◆ **REQUIREMENT**
How many lines in the listing below include the word "Anima"? Reply with the count alone.

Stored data
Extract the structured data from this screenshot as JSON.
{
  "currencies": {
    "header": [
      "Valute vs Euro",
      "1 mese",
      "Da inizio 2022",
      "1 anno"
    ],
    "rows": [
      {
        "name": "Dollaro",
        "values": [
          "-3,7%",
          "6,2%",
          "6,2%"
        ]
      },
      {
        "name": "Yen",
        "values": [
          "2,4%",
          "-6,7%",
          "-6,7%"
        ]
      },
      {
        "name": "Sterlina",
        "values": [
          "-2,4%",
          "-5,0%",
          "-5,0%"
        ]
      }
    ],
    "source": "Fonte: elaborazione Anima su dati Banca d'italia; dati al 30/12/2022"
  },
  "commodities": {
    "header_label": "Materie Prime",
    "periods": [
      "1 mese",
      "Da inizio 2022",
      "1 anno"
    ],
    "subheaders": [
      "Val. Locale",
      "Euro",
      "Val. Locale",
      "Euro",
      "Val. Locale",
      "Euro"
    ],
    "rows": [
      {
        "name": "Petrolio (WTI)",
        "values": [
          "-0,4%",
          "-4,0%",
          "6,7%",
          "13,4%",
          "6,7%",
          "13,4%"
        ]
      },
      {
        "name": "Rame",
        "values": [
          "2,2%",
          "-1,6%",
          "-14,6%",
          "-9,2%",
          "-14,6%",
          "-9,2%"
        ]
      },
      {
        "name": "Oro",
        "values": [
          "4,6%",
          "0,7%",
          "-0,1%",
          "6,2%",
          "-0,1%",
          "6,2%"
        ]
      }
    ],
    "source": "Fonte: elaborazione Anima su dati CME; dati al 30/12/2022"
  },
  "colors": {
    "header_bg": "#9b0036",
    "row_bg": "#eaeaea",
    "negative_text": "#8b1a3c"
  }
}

◆ **COMPLETE RESPONSE**
2